**TASK DIRECTIONS:** Rewrite all the records below, swapping every "legend-label" for "legend-item" and changing nothing else. Leave the pictures out.

**Dataset excerpt:**
start
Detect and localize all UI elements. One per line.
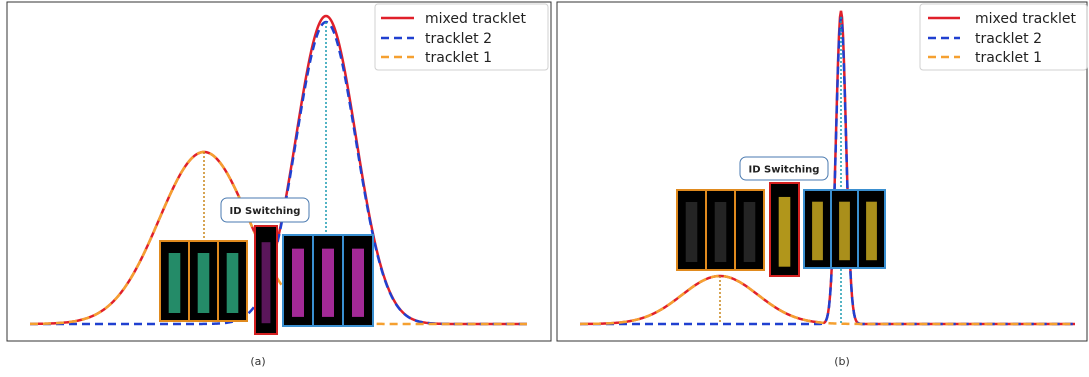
person-figure bbox=[812, 202, 823, 261]
legend-label: mixed tracklet bbox=[975, 11, 1076, 27]
person-figure bbox=[779, 197, 791, 267]
legend-label: mixed tracklet bbox=[425, 11, 526, 27]
annotation: ID Switching bbox=[230, 206, 301, 217]
person-figure bbox=[744, 202, 756, 262]
legend-label: tracklet 1 bbox=[425, 50, 492, 66]
caption: (a) bbox=[250, 355, 265, 368]
person-figure bbox=[227, 253, 239, 313]
person-figure bbox=[839, 202, 850, 261]
person-figure bbox=[686, 202, 698, 262]
legend-label: tracklet 1 bbox=[975, 50, 1042, 66]
person-figure bbox=[866, 202, 877, 261]
person-figure bbox=[262, 242, 271, 323]
person-figure bbox=[292, 249, 304, 317]
person-figure bbox=[198, 253, 210, 313]
person-figure bbox=[715, 202, 727, 262]
person-figure bbox=[352, 249, 364, 317]
person-figure bbox=[322, 249, 334, 317]
annotation: ID Switching bbox=[749, 165, 820, 176]
figure: ID Switching mixed tracklet tracklet 2 trac… bbox=[0, 0, 1089, 377]
person-figure bbox=[169, 253, 181, 313]
caption: (b) bbox=[834, 355, 850, 368]
legend-label: tracklet 2 bbox=[975, 31, 1042, 47]
legend-label: tracklet 2 bbox=[425, 31, 492, 47]
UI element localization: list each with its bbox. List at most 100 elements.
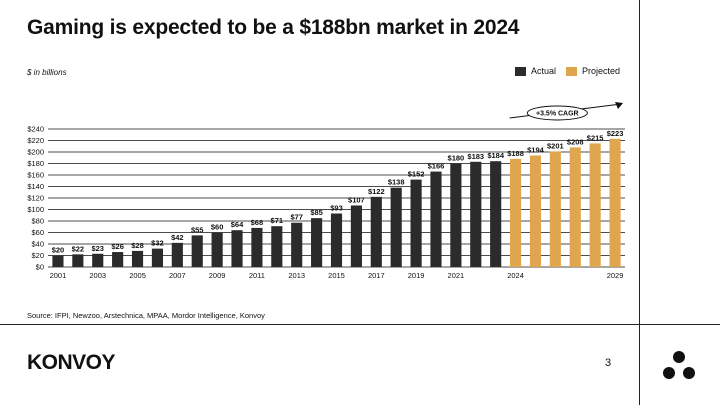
end
**ANSWER TO THE TASK:**
Detect and localize all UI elements. One per line.
person-figure bbox=[812, 202, 823, 261]
legend-item: mixed tracklet bbox=[975, 11, 1076, 27]
person-figure bbox=[779, 197, 791, 267]
legend-item: mixed tracklet bbox=[425, 11, 526, 27]
annotation: ID Switching bbox=[230, 206, 301, 217]
person-figure bbox=[744, 202, 756, 262]
legend-item: tracklet 1 bbox=[425, 50, 492, 66]
caption: (a) bbox=[250, 355, 265, 368]
person-figure bbox=[227, 253, 239, 313]
person-figure bbox=[839, 202, 850, 261]
person-figure bbox=[686, 202, 698, 262]
legend-item: tracklet 1 bbox=[975, 50, 1042, 66]
person-figure bbox=[866, 202, 877, 261]
person-figure bbox=[262, 242, 271, 323]
person-figure bbox=[292, 249, 304, 317]
person-figure bbox=[198, 253, 210, 313]
person-figure bbox=[715, 202, 727, 262]
person-figure bbox=[352, 249, 364, 317]
person-figure bbox=[322, 249, 334, 317]
annotation: ID Switching bbox=[749, 165, 820, 176]
figure: ID Switching mixed tracklet tracklet 2 trac… bbox=[0, 0, 1089, 377]
person-figure bbox=[169, 253, 181, 313]
caption: (b) bbox=[834, 355, 850, 368]
legend-item: tracklet 2 bbox=[975, 31, 1042, 47]
legend-item: tracklet 2 bbox=[425, 31, 492, 47]
UI element localization: list each with its bbox. List at most 100 elements.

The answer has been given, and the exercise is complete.